WHAT THE TASK ASKS
Output exactly the lines from the line with "Convert this screenshot" through the end of the records below. Include nothing else.

RECORDS FOR THIS TASK
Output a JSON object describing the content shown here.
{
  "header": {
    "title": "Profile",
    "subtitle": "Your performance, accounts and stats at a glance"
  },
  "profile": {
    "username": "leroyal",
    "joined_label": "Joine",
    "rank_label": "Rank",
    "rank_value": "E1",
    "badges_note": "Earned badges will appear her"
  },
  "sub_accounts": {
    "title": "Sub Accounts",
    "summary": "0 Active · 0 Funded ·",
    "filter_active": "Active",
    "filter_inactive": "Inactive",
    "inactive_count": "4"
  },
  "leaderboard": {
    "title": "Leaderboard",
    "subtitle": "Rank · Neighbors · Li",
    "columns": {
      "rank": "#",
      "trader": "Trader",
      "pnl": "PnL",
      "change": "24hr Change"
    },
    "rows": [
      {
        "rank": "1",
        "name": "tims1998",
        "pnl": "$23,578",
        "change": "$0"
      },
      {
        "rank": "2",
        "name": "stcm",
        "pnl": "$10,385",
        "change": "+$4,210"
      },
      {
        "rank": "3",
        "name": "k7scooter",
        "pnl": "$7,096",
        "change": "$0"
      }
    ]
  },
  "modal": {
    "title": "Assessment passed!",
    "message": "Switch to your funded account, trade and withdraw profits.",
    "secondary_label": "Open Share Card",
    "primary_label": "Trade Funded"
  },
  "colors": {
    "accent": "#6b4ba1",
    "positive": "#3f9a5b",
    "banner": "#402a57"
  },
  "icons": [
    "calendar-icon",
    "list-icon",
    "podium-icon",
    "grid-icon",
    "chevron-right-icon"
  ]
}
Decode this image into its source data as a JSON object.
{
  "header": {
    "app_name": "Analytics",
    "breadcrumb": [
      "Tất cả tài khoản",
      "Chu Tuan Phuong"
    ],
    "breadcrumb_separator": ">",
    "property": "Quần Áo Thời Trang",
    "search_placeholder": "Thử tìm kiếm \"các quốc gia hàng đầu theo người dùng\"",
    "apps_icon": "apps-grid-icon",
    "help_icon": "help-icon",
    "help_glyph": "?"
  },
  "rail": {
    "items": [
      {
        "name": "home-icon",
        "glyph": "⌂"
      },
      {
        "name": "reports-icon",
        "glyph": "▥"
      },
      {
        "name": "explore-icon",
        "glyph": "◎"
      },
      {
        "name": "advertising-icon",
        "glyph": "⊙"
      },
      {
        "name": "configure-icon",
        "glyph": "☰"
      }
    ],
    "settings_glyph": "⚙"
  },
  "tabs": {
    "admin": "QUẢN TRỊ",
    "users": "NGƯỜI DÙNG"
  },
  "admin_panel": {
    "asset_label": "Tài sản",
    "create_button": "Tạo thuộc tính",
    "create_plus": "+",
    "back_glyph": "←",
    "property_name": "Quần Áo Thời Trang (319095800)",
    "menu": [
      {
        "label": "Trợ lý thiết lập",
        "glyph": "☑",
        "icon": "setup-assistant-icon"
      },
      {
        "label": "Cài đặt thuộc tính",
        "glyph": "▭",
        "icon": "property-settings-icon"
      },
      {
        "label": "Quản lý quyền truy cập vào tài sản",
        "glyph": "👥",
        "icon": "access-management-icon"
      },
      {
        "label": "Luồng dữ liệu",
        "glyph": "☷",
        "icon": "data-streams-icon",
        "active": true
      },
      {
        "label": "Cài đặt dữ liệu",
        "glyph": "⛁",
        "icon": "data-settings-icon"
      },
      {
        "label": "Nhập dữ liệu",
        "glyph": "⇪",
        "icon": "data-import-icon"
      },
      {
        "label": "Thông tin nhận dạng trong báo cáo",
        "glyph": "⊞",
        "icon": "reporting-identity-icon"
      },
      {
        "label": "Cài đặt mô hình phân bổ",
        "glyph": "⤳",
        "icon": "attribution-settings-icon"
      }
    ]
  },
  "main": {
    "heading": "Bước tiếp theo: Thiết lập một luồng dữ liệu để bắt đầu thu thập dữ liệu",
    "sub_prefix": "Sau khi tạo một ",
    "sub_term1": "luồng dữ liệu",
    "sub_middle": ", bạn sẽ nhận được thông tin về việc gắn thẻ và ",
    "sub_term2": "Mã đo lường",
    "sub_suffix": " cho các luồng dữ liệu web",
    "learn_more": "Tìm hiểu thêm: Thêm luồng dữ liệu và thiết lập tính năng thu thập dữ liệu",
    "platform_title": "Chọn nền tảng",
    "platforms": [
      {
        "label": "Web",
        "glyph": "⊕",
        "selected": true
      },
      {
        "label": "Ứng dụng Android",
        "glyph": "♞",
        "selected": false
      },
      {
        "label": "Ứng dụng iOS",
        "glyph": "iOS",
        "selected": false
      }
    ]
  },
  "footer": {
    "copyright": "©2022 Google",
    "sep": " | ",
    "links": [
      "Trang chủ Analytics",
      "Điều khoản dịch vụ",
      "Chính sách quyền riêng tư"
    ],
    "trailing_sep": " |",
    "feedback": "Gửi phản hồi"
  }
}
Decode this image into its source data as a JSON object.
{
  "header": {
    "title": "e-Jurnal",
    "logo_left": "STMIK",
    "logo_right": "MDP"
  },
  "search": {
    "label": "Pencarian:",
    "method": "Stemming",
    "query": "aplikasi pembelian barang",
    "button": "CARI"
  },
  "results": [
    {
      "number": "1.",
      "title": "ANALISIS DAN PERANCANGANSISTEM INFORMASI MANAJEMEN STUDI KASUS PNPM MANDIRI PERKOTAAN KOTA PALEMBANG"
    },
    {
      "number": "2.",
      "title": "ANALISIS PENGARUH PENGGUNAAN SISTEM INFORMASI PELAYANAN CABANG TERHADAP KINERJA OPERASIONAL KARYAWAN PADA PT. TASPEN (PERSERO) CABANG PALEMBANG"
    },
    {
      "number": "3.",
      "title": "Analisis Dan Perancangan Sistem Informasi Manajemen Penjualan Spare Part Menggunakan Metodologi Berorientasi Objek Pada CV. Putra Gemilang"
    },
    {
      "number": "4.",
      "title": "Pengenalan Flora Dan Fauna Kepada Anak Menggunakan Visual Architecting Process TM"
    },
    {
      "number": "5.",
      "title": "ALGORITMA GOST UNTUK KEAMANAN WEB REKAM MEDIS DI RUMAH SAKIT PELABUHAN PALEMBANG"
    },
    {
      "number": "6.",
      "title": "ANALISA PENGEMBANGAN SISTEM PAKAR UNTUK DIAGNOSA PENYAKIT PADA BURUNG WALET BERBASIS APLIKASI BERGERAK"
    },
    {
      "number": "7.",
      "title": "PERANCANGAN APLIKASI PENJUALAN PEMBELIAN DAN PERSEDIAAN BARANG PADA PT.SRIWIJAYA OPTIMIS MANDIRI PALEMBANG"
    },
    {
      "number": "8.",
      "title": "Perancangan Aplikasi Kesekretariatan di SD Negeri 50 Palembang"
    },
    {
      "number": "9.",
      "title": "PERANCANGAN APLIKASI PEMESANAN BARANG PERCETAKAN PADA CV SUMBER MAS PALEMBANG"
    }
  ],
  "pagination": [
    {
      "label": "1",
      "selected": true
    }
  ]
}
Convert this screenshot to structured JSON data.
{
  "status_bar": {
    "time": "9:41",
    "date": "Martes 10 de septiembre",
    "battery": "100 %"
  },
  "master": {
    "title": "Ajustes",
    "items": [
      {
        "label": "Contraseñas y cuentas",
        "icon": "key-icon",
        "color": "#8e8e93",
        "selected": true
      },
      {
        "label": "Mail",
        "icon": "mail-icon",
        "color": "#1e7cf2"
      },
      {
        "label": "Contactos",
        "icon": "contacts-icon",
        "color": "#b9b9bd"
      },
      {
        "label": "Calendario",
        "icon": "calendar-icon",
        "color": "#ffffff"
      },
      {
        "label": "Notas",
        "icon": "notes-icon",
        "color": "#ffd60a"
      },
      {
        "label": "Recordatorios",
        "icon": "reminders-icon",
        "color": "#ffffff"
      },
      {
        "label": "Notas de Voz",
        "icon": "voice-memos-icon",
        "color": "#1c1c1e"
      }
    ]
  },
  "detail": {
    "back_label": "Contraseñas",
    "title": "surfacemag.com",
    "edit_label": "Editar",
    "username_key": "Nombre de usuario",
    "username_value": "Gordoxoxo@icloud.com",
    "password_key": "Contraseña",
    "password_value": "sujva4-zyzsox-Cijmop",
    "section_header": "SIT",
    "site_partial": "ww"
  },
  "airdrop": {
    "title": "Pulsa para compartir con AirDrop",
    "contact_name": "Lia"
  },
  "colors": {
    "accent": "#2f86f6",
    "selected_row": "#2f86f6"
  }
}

THE RESPONSE
Convert this screenshot to structured JSON data.
{
  "status_bar": {
    "time": "9:41",
    "date": "Martes 10 de septiembre",
    "battery": "100 %"
  },
  "master": {
    "title": "Ajustes",
    "items": [
      {
        "label": "Contraseñas y cuentas",
        "icon": "key-icon",
        "color": "#8e8e93",
        "selected": true
      },
      {
        "label": "Mail",
        "icon": "mail-icon",
        "color": "#1e7cf2"
      },
      {
        "label": "Contactos",
        "icon": "contacts-icon",
        "color": "#b9b9bd"
      },
      {
        "label": "Calendario",
        "icon": "calendar-icon",
        "color": "#ffffff"
      },
      {
        "label": "Notas",
        "icon": "notes-icon",
        "color": "#ffd60a"
      },
      {
        "label": "Recordatorios",
        "icon": "reminders-icon",
        "color": "#ffffff"
      },
      {
        "label": "Notas de Voz",
        "icon": "voice-memos-icon",
        "color": "#1c1c1e"
      }
    ]
  },
  "detail": {
    "back_label": "Contraseñas",
    "title": "surfacemag.com",
    "edit_label": "Editar",
    "username_key": "Nombre de usuario",
    "username_value": "Gordoxoxo@icloud.com",
    "password_key": "Contraseña",
    "password_value": "sujva4-zyzsox-Cijmop",
    "section_header": "SIT",
    "site_partial": "ww"
  },
  "airdrop": {
    "title": "Pulsa para compartir con AirDrop",
    "contact_name": "Lia"
  },
  "colors": {
    "accent": "#2f86f6",
    "selected_row": "#2f86f6"
  }
}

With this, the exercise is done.